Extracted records
▬▬▬
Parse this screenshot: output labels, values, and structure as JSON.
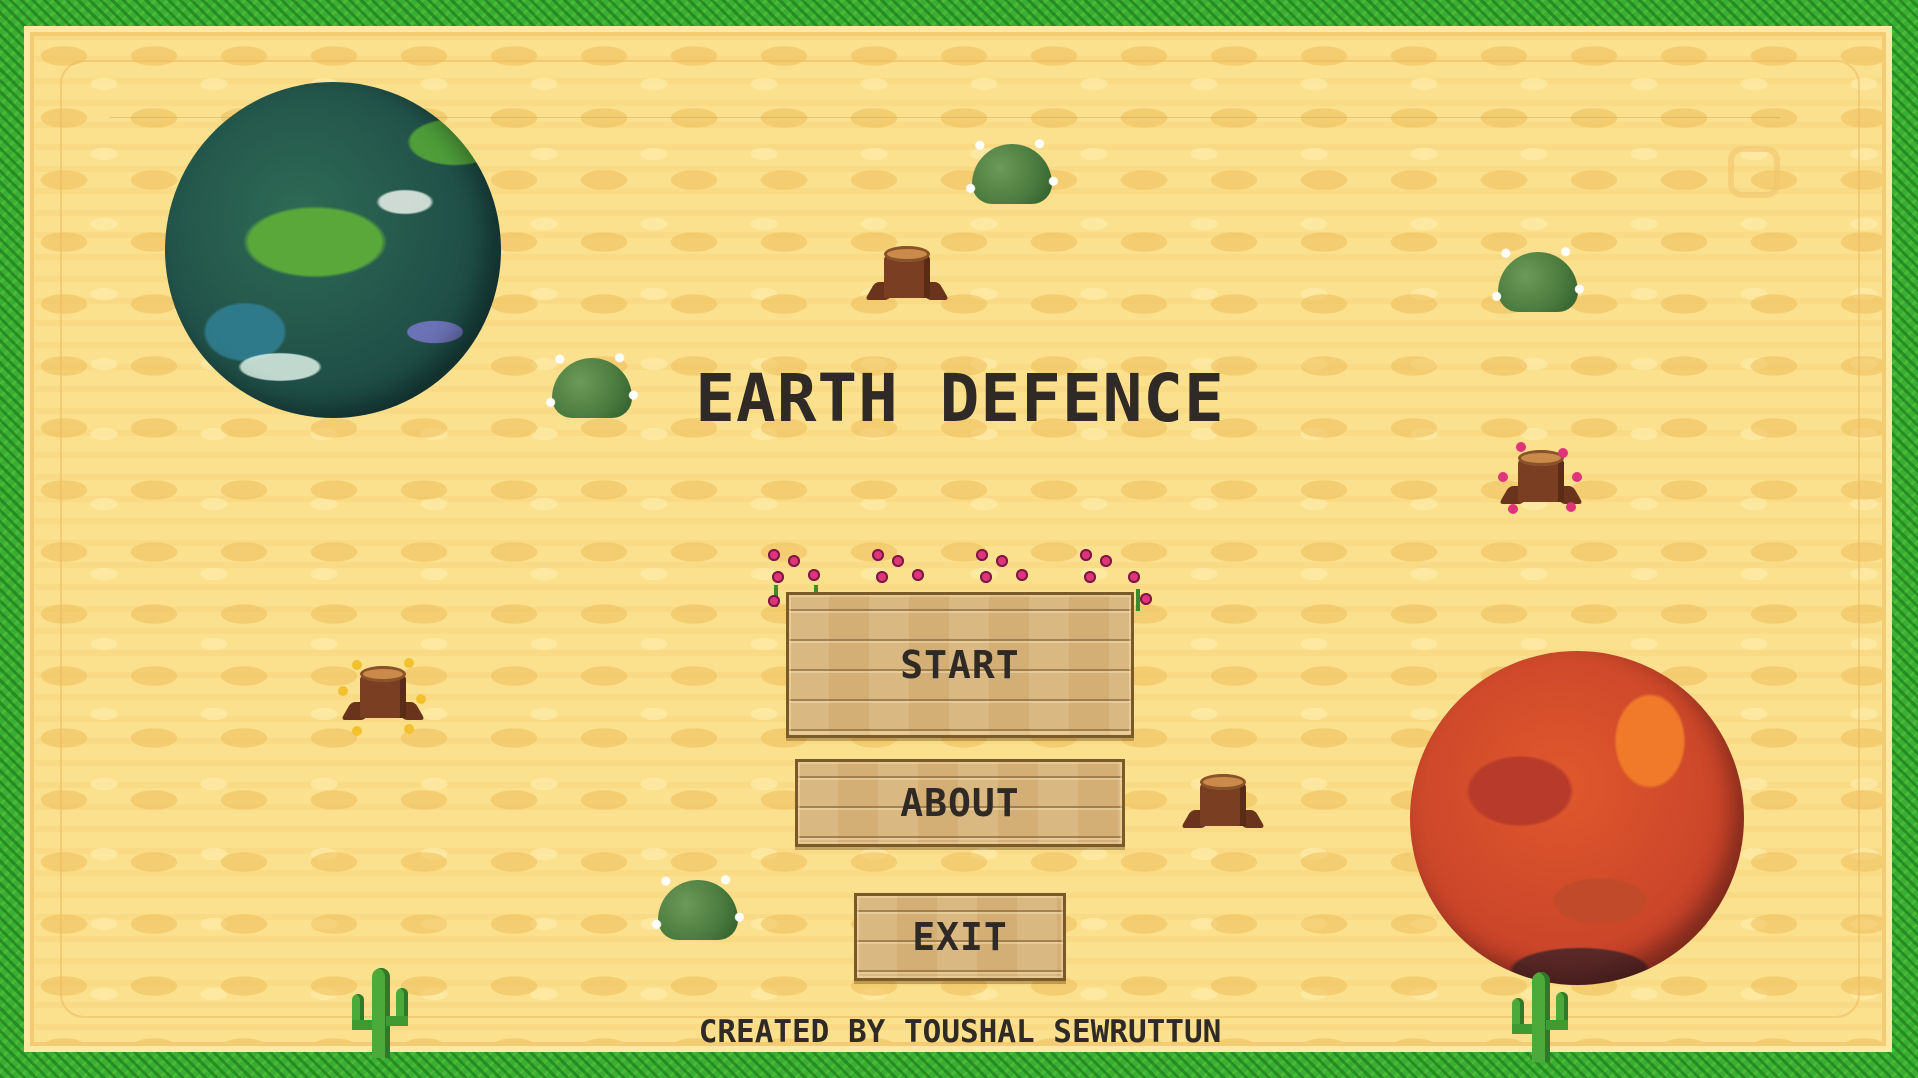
{
  "game": {
    "title": "EARTH DEFENCE",
    "credit": "CREATED BY TOUSHAL SEWRUTTUN"
  },
  "menu": {
    "start_label": "START",
    "about_label": "ABOUT",
    "exit_label": "EXIT"
  },
  "colors": {
    "sand": "#fbe08e",
    "grass_border": "#3aae32",
    "text": "#2f2a26",
    "plank": "#d8b47a",
    "flower_pink": "#e0347a",
    "flower_yellow": "#f2c12e"
  },
  "icons": {
    "planets": [
      "earth-planet",
      "mars-planet"
    ],
    "decorations": [
      "bush-icon",
      "tree-stump-icon",
      "flowered-stump-icon",
      "cactus-icon",
      "flower-icon"
    ]
  }
}
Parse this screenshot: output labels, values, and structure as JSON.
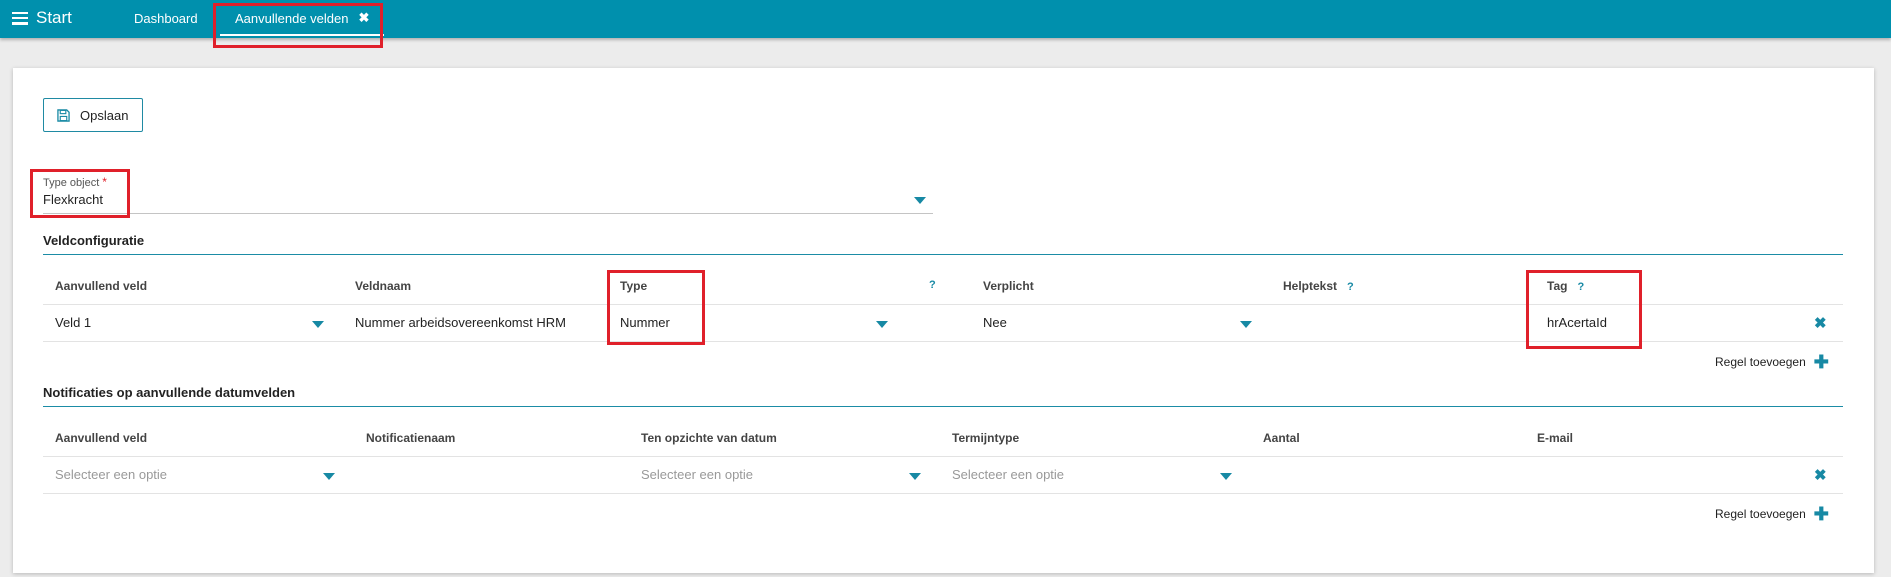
{
  "topbar": {
    "menu_label": "Start",
    "tabs": [
      {
        "label": "Dashboard"
      },
      {
        "label": "Aanvullende velden",
        "close": "✖"
      }
    ]
  },
  "toolbar": {
    "save_label": "Opslaan"
  },
  "type_object": {
    "label": "Type object",
    "required_mark": "*",
    "value": "Flexkracht"
  },
  "veldconfiguratie": {
    "title": "Veldconfiguratie",
    "columns": [
      "Aanvullend veld",
      "Veldnaam",
      "Type",
      "Verplicht",
      "Helptekst",
      "Tag"
    ],
    "help_mark": "?",
    "rows": [
      {
        "aanvullend_veld": "Veld 1",
        "veldnaam": "Nummer arbeidsovereenkomst HRM",
        "type": "Nummer",
        "verplicht": "Nee",
        "helptekst": "",
        "tag": "hrAcertaId"
      }
    ],
    "add_label": "Regel toevoegen"
  },
  "notificaties": {
    "title": "Notificaties op aanvullende datumvelden",
    "columns": [
      "Aanvullend veld",
      "Notificatienaam",
      "Ten opzichte van datum",
      "Termijntype",
      "Aantal",
      "E-mail"
    ],
    "rows": [
      {
        "aanvullend_veld": "Selecteer een optie",
        "ten_opzichte": "Selecteer een optie",
        "termijntype": "Selecteer een optie"
      }
    ],
    "add_label": "Regel toevoegen"
  },
  "icons": {
    "delete": "✖",
    "add": "✚",
    "save": "save-icon"
  },
  "colors": {
    "topbar": "#0090ad",
    "accent": "#1789a4",
    "highlight": "#e0202a"
  }
}
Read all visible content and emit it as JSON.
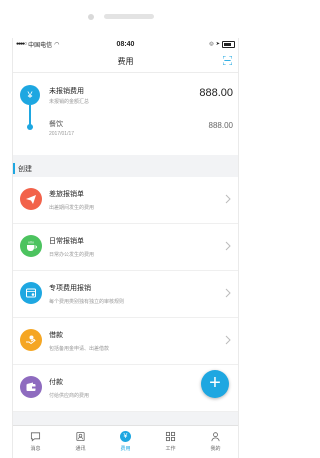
{
  "statusbar": {
    "carrier": "中国电信",
    "time": "08:40"
  },
  "navbar": {
    "title": "费用"
  },
  "summary": {
    "title": "未报销费用",
    "subtitle": "未报销的金额汇总",
    "amount": "888.00",
    "item": {
      "title": "餐饮",
      "date": "2017/01/17",
      "amount": "888.00"
    }
  },
  "section": {
    "label": "创建"
  },
  "cards": [
    {
      "name": "差旅报销单",
      "desc": "出差期间发生的费用",
      "color": "#f2624a",
      "icon": "plane-icon"
    },
    {
      "name": "日常报销单",
      "desc": "日常办公发生的费用",
      "color": "#4cc35f",
      "icon": "coffee-icon"
    },
    {
      "name": "专项费用报销",
      "desc": "每个费用类别独有独立的审核规则",
      "color": "#1ea7e1",
      "icon": "special-expense-icon"
    },
    {
      "name": "借款",
      "desc": "包括备用金申请、出差借款",
      "color": "#f5a623",
      "icon": "loan-icon"
    },
    {
      "name": "付款",
      "desc": "付给供应商的费用",
      "color": "#8e6bbf",
      "icon": "wallet-icon"
    }
  ],
  "tabs": [
    {
      "label": "消息",
      "icon": "message-icon"
    },
    {
      "label": "通讯",
      "icon": "contacts-icon"
    },
    {
      "label": "费用",
      "icon": "yen-icon",
      "active": true
    },
    {
      "label": "工作",
      "icon": "grid-icon"
    },
    {
      "label": "我的",
      "icon": "profile-icon"
    }
  ],
  "fab": {
    "label": "+"
  }
}
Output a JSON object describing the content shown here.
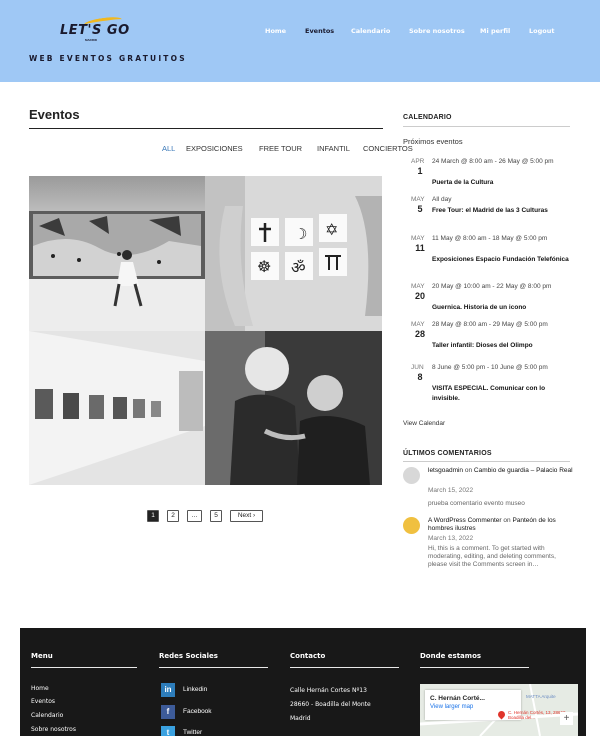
{
  "header": {
    "logo_text": "LET'S GO",
    "logo_sub": "MADRID",
    "tagline": "WEB EVENTOS GRATUITOS",
    "nav": [
      "Home",
      "Eventos",
      "Calendario",
      "Sobre nosotros",
      "Mi perfil",
      "Logout"
    ],
    "nav_active": "Eventos",
    "bg_color": "#9fc8f5"
  },
  "main": {
    "title": "Eventos",
    "filters": [
      "ALL",
      "EXPOSICIONES",
      "FREE TOUR",
      "INFANTIL",
      "CONCIERTOS"
    ],
    "filter_active": "ALL",
    "accent_color": "#3a78b8",
    "pagination": [
      "1",
      "2",
      "…",
      "5",
      "Next ›"
    ],
    "current_page": "1"
  },
  "sidebar": {
    "calendar_heading": "CALENDARIO",
    "upcoming_label": "Próximos eventos",
    "events": [
      {
        "month": "APR",
        "day": "1",
        "date": "24 March @ 8:00 am - 26 May @ 5:00 pm",
        "title": "Puerta de la Cultura"
      },
      {
        "month": "MAY",
        "day": "5",
        "date": "All day",
        "title": "Free Tour: el Madrid de las 3 Culturas"
      },
      {
        "month": "MAY",
        "day": "11",
        "date": "11 May @ 8:00 am - 18 May @ 5:00 pm",
        "title": "Exposiciones Espacio Fundación Telefónica"
      },
      {
        "month": "MAY",
        "day": "20",
        "date": "20 May @ 10:00 am - 22 May @ 8:00 pm",
        "title": "Guernica. Historia de un icono"
      },
      {
        "month": "MAY",
        "day": "28",
        "date": "28 May @ 8:00 am - 29 May @ 5:00 pm",
        "title": "Taller infantil: Dioses del Olimpo"
      },
      {
        "month": "JUN",
        "day": "8",
        "date": "8 June @ 5:00 pm - 10 June @ 5:00 pm",
        "title": "VISITA ESPECIAL. Comunicar con lo invisible."
      }
    ],
    "view_calendar": "View Calendar",
    "comments_heading": "ÚLTIMOS COMENTARIOS",
    "comments": [
      {
        "author": "letsgoadmin",
        "on": "on",
        "post": "Cambio de guardia – Palacio Real",
        "date": "March 15, 2022",
        "text": "prueba comentario evento museo"
      },
      {
        "author": "A WordPress Commenter",
        "on": "on",
        "post": "Panteón de los hombres ilustres",
        "date": "March 13, 2022",
        "text": "Hi, this is a comment. To get started with moderating, editing, and deleting comments, please visit the Comments screen in…"
      }
    ]
  },
  "footer": {
    "menu_heading": "Menu",
    "menu_links": [
      "Home",
      "Eventos",
      "Calendario",
      "Sobre nosotros"
    ],
    "social_heading": "Redes Sociales",
    "social": [
      {
        "icon": "linkedin-icon",
        "glyph": "in",
        "label": "Linkedin"
      },
      {
        "icon": "facebook-icon",
        "glyph": "f",
        "label": "Facebook"
      },
      {
        "icon": "twitter-icon",
        "glyph": "t",
        "label": "Twitter"
      }
    ],
    "contact_heading": "Contacto",
    "contact_lines": [
      "Calle Hernán Cortes Nº13",
      "28660 - Boadilla del Monte",
      "Madrid"
    ],
    "map_heading": "Donde estamos",
    "map_place": "C. Hernán Corté...",
    "map_link": "View larger map",
    "map_pin_label": "C. Hernán Cortés, 13, 28660 Boadilla del...",
    "map_poi": "MATTA Arquite",
    "map_zoom": "+"
  }
}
▬▬▬
### Do this
Give the data above again in full and unchanged, skipping the pictures.

### Result
Parse this screenshot: output labels, values, and structure as JSON.
{
  "game": {
    "title": "EARTH DEFENCE",
    "credit": "CREATED BY TOUSHAL SEWRUTTUN"
  },
  "menu": {
    "start_label": "START",
    "about_label": "ABOUT",
    "exit_label": "EXIT"
  },
  "colors": {
    "sand": "#fbe08e",
    "grass_border": "#3aae32",
    "text": "#2f2a26",
    "plank": "#d8b47a",
    "flower_pink": "#e0347a",
    "flower_yellow": "#f2c12e"
  },
  "icons": {
    "planets": [
      "earth-planet",
      "mars-planet"
    ],
    "decorations": [
      "bush-icon",
      "tree-stump-icon",
      "flowered-stump-icon",
      "cactus-icon",
      "flower-icon"
    ]
  }
}
Parse this screenshot: output labels, values, and structure as JSON.
{
  "topbar": {
    "menu_label": "Start",
    "tabs": [
      {
        "label": "Dashboard"
      },
      {
        "label": "Aanvullende velden",
        "close": "✖"
      }
    ]
  },
  "toolbar": {
    "save_label": "Opslaan"
  },
  "type_object": {
    "label": "Type object",
    "required_mark": "*",
    "value": "Flexkracht"
  },
  "veldconfiguratie": {
    "title": "Veldconfiguratie",
    "columns": [
      "Aanvullend veld",
      "Veldnaam",
      "Type",
      "Verplicht",
      "Helptekst",
      "Tag"
    ],
    "help_mark": "?",
    "rows": [
      {
        "aanvullend_veld": "Veld 1",
        "veldnaam": "Nummer arbeidsovereenkomst HRM",
        "type": "Nummer",
        "verplicht": "Nee",
        "helptekst": "",
        "tag": "hrAcertaId"
      }
    ],
    "add_label": "Regel toevoegen"
  },
  "notificaties": {
    "title": "Notificaties op aanvullende datumvelden",
    "columns": [
      "Aanvullend veld",
      "Notificatienaam",
      "Ten opzichte van datum",
      "Termijntype",
      "Aantal",
      "E-mail"
    ],
    "rows": [
      {
        "aanvullend_veld": "Selecteer een optie",
        "ten_opzichte": "Selecteer een optie",
        "termijntype": "Selecteer een optie"
      }
    ],
    "add_label": "Regel toevoegen"
  },
  "icons": {
    "delete": "✖",
    "add": "✚",
    "save": "save-icon"
  },
  "colors": {
    "topbar": "#0090ad",
    "accent": "#1789a4",
    "highlight": "#e0202a"
  }
}
Read all visible content and emit it as JSON.
{
  "statusbar": {
    "carrier": "中国电信",
    "time": "08:40"
  },
  "navbar": {
    "title": "费用"
  },
  "summary": {
    "title": "未报销费用",
    "subtitle": "未报销的金额汇总",
    "amount": "888.00",
    "item": {
      "title": "餐饮",
      "date": "2017/01/17",
      "amount": "888.00"
    }
  },
  "section": {
    "label": "创建"
  },
  "cards": [
    {
      "name": "差旅报销单",
      "desc": "出差期间发生的费用",
      "color": "#f2624a",
      "icon": "plane-icon"
    },
    {
      "name": "日常报销单",
      "desc": "日常办公发生的费用",
      "color": "#4cc35f",
      "icon": "coffee-icon"
    },
    {
      "name": "专项费用报销",
      "desc": "每个费用类别独有独立的审核规则",
      "color": "#1ea7e1",
      "icon": "special-expense-icon"
    },
    {
      "name": "借款",
      "desc": "包括备用金申请、出差借款",
      "color": "#f5a623",
      "icon": "loan-icon"
    },
    {
      "name": "付款",
      "desc": "付给供应商的费用",
      "color": "#8e6bbf",
      "icon": "wallet-icon"
    }
  ],
  "tabs": [
    {
      "label": "消息",
      "icon": "message-icon"
    },
    {
      "label": "通讯",
      "icon": "contacts-icon"
    },
    {
      "label": "费用",
      "icon": "yen-icon",
      "active": true
    },
    {
      "label": "工作",
      "icon": "grid-icon"
    },
    {
      "label": "我的",
      "icon": "profile-icon"
    }
  ],
  "fab": {
    "label": "+"
  }
}
Output a JSON object describing the content shown here.
{
  "header": {
    "logo_text": "LET'S GO",
    "logo_sub": "MADRID",
    "tagline": "WEB EVENTOS GRATUITOS",
    "nav": [
      "Home",
      "Eventos",
      "Calendario",
      "Sobre nosotros",
      "Mi perfil",
      "Logout"
    ],
    "nav_active": "Eventos",
    "bg_color": "#9fc8f5"
  },
  "main": {
    "title": "Eventos",
    "filters": [
      "ALL",
      "EXPOSICIONES",
      "FREE TOUR",
      "INFANTIL",
      "CONCIERTOS"
    ],
    "filter_active": "ALL",
    "accent_color": "#3a78b8",
    "pagination": [
      "1",
      "2",
      "…",
      "5",
      "Next ›"
    ],
    "current_page": "1"
  },
  "sidebar": {
    "calendar_heading": "CALENDARIO",
    "upcoming_label": "Próximos eventos",
    "events": [
      {
        "month": "APR",
        "day": "1",
        "date": "24 March @ 8:00 am - 26 May @ 5:00 pm",
        "title": "Puerta de la Cultura"
      },
      {
        "month": "MAY",
        "day": "5",
        "date": "All day",
        "title": "Free Tour: el Madrid de las 3 Culturas"
      },
      {
        "month": "MAY",
        "day": "11",
        "date": "11 May @ 8:00 am - 18 May @ 5:00 pm",
        "title": "Exposiciones Espacio Fundación Telefónica"
      },
      {
        "month": "MAY",
        "day": "20",
        "date": "20 May @ 10:00 am - 22 May @ 8:00 pm",
        "title": "Guernica. Historia de un icono"
      },
      {
        "month": "MAY",
        "day": "28",
        "date": "28 May @ 8:00 am - 29 May @ 5:00 pm",
        "title": "Taller infantil: Dioses del Olimpo"
      },
      {
        "month": "JUN",
        "day": "8",
        "date": "8 June @ 5:00 pm - 10 June @ 5:00 pm",
        "title": "VISITA ESPECIAL. Comunicar con lo invisible."
      }
    ],
    "view_calendar": "View Calendar",
    "comments_heading": "ÚLTIMOS COMENTARIOS",
    "comments": [
      {
        "author": "letsgoadmin",
        "on": "on",
        "post": "Cambio de guardia – Palacio Real",
        "date": "March 15, 2022",
        "text": "prueba comentario evento museo"
      },
      {
        "author": "A WordPress Commenter",
        "on": "on",
        "post": "Panteón de los hombres ilustres",
        "date": "March 13, 2022",
        "text": "Hi, this is a comment. To get started with moderating, editing, and deleting comments, please visit the Comments screen in…"
      }
    ]
  },
  "footer": {
    "menu_heading": "Menu",
    "menu_links": [
      "Home",
      "Eventos",
      "Calendario",
      "Sobre nosotros"
    ],
    "social_heading": "Redes Sociales",
    "social": [
      {
        "icon": "linkedin-icon",
        "glyph": "in",
        "label": "Linkedin"
      },
      {
        "icon": "facebook-icon",
        "glyph": "f",
        "label": "Facebook"
      },
      {
        "icon": "twitter-icon",
        "glyph": "t",
        "label": "Twitter"
      }
    ],
    "contact_heading": "Contacto",
    "contact_lines": [
      "Calle Hernán Cortes Nº13",
      "28660 - Boadilla del Monte",
      "Madrid"
    ],
    "map_heading": "Donde estamos",
    "map_place": "C. Hernán Corté...",
    "map_link": "View larger map",
    "map_pin_label": "C. Hernán Cortés, 13, 28660 Boadilla del...",
    "map_poi": "MATTA Arquite",
    "map_zoom": "+"
  }
}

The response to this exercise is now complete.